TO DO - Reproduce every entry exactly, without alteration.

RECORDED DATA -
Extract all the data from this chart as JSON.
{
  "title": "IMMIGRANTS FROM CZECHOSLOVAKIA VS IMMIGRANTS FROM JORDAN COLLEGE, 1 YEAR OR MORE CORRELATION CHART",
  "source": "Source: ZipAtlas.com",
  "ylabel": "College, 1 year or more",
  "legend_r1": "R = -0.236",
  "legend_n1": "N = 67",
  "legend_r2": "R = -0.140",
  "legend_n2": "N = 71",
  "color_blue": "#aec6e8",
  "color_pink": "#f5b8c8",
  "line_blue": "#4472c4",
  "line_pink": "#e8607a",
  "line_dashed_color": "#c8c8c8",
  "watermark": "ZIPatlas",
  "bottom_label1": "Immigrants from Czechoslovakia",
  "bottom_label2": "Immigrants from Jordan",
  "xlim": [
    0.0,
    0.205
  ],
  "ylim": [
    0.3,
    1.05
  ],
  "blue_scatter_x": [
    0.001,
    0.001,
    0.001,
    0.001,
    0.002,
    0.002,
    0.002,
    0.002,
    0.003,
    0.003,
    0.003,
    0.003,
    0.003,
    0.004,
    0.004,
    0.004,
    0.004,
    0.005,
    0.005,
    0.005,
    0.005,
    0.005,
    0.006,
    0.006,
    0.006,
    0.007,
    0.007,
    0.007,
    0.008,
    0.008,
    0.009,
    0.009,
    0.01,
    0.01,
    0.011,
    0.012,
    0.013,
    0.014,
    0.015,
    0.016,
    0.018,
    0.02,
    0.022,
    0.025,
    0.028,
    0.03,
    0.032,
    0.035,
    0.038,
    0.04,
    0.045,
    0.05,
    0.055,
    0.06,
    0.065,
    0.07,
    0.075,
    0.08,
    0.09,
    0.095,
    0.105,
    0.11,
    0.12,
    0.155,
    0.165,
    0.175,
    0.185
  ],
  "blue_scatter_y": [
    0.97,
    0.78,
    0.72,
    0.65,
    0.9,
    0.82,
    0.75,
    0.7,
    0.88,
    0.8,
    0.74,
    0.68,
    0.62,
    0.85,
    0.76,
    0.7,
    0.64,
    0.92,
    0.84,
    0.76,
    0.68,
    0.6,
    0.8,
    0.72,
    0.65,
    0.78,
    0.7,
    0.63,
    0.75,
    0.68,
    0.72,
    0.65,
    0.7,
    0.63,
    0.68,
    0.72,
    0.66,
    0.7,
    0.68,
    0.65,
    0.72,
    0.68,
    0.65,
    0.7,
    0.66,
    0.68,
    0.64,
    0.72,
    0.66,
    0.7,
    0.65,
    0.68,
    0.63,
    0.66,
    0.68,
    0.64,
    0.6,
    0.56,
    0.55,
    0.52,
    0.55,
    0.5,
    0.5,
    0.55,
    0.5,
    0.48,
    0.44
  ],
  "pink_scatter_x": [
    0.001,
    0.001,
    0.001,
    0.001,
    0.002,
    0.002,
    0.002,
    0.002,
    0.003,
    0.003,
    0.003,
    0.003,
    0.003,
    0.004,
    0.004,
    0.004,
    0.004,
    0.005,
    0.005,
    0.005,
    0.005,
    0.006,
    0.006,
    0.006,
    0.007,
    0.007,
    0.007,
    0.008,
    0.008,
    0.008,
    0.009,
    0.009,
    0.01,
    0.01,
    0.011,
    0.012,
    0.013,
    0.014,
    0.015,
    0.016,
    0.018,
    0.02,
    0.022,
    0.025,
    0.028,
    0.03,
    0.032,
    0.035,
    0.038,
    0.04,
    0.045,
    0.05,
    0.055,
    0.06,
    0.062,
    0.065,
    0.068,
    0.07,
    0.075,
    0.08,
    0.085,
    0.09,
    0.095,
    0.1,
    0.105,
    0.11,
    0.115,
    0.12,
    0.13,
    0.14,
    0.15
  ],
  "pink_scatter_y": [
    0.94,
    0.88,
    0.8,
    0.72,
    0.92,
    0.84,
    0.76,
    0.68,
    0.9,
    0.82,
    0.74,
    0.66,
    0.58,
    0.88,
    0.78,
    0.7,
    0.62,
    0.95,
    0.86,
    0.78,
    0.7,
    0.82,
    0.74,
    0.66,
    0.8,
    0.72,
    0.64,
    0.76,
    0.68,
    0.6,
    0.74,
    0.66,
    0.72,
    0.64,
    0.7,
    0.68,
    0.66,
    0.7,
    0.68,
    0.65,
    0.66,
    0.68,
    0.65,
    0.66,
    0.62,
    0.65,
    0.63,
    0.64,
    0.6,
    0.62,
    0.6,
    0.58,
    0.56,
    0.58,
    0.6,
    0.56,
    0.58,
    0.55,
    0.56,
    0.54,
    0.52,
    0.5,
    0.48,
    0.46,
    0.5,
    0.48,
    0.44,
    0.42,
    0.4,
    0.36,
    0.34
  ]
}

FINAL ANSWER -
Extract all the data from this chart as JSON.
{
  "title": "IMMIGRANTS FROM CZECHOSLOVAKIA VS IMMIGRANTS FROM JORDAN COLLEGE, 1 YEAR OR MORE CORRELATION CHART",
  "source": "Source: ZipAtlas.com",
  "ylabel": "College, 1 year or more",
  "legend_r1": "R = -0.236",
  "legend_n1": "N = 67",
  "legend_r2": "R = -0.140",
  "legend_n2": "N = 71",
  "color_blue": "#aec6e8",
  "color_pink": "#f5b8c8",
  "line_blue": "#4472c4",
  "line_pink": "#e8607a",
  "line_dashed_color": "#c8c8c8",
  "watermark": "ZIPatlas",
  "bottom_label1": "Immigrants from Czechoslovakia",
  "bottom_label2": "Immigrants from Jordan",
  "xlim": [
    0.0,
    0.205
  ],
  "ylim": [
    0.3,
    1.05
  ],
  "blue_scatter_x": [
    0.001,
    0.001,
    0.001,
    0.001,
    0.002,
    0.002,
    0.002,
    0.002,
    0.003,
    0.003,
    0.003,
    0.003,
    0.003,
    0.004,
    0.004,
    0.004,
    0.004,
    0.005,
    0.005,
    0.005,
    0.005,
    0.005,
    0.006,
    0.006,
    0.006,
    0.007,
    0.007,
    0.007,
    0.008,
    0.008,
    0.009,
    0.009,
    0.01,
    0.01,
    0.011,
    0.012,
    0.013,
    0.014,
    0.015,
    0.016,
    0.018,
    0.02,
    0.022,
    0.025,
    0.028,
    0.03,
    0.032,
    0.035,
    0.038,
    0.04,
    0.045,
    0.05,
    0.055,
    0.06,
    0.065,
    0.07,
    0.075,
    0.08,
    0.09,
    0.095,
    0.105,
    0.11,
    0.12,
    0.155,
    0.165,
    0.175,
    0.185
  ],
  "blue_scatter_y": [
    0.97,
    0.78,
    0.72,
    0.65,
    0.9,
    0.82,
    0.75,
    0.7,
    0.88,
    0.8,
    0.74,
    0.68,
    0.62,
    0.85,
    0.76,
    0.7,
    0.64,
    0.92,
    0.84,
    0.76,
    0.68,
    0.6,
    0.8,
    0.72,
    0.65,
    0.78,
    0.7,
    0.63,
    0.75,
    0.68,
    0.72,
    0.65,
    0.7,
    0.63,
    0.68,
    0.72,
    0.66,
    0.7,
    0.68,
    0.65,
    0.72,
    0.68,
    0.65,
    0.7,
    0.66,
    0.68,
    0.64,
    0.72,
    0.66,
    0.7,
    0.65,
    0.68,
    0.63,
    0.66,
    0.68,
    0.64,
    0.6,
    0.56,
    0.55,
    0.52,
    0.55,
    0.5,
    0.5,
    0.55,
    0.5,
    0.48,
    0.44
  ],
  "pink_scatter_x": [
    0.001,
    0.001,
    0.001,
    0.001,
    0.002,
    0.002,
    0.002,
    0.002,
    0.003,
    0.003,
    0.003,
    0.003,
    0.003,
    0.004,
    0.004,
    0.004,
    0.004,
    0.005,
    0.005,
    0.005,
    0.005,
    0.006,
    0.006,
    0.006,
    0.007,
    0.007,
    0.007,
    0.008,
    0.008,
    0.008,
    0.009,
    0.009,
    0.01,
    0.01,
    0.011,
    0.012,
    0.013,
    0.014,
    0.015,
    0.016,
    0.018,
    0.02,
    0.022,
    0.025,
    0.028,
    0.03,
    0.032,
    0.035,
    0.038,
    0.04,
    0.045,
    0.05,
    0.055,
    0.06,
    0.062,
    0.065,
    0.068,
    0.07,
    0.075,
    0.08,
    0.085,
    0.09,
    0.095,
    0.1,
    0.105,
    0.11,
    0.115,
    0.12,
    0.13,
    0.14,
    0.15
  ],
  "pink_scatter_y": [
    0.94,
    0.88,
    0.8,
    0.72,
    0.92,
    0.84,
    0.76,
    0.68,
    0.9,
    0.82,
    0.74,
    0.66,
    0.58,
    0.88,
    0.78,
    0.7,
    0.62,
    0.95,
    0.86,
    0.78,
    0.7,
    0.82,
    0.74,
    0.66,
    0.8,
    0.72,
    0.64,
    0.76,
    0.68,
    0.6,
    0.74,
    0.66,
    0.72,
    0.64,
    0.7,
    0.68,
    0.66,
    0.7,
    0.68,
    0.65,
    0.66,
    0.68,
    0.65,
    0.66,
    0.62,
    0.65,
    0.63,
    0.64,
    0.6,
    0.62,
    0.6,
    0.58,
    0.56,
    0.58,
    0.6,
    0.56,
    0.58,
    0.55,
    0.56,
    0.54,
    0.52,
    0.5,
    0.48,
    0.46,
    0.5,
    0.48,
    0.44,
    0.42,
    0.4,
    0.36,
    0.34
  ]
}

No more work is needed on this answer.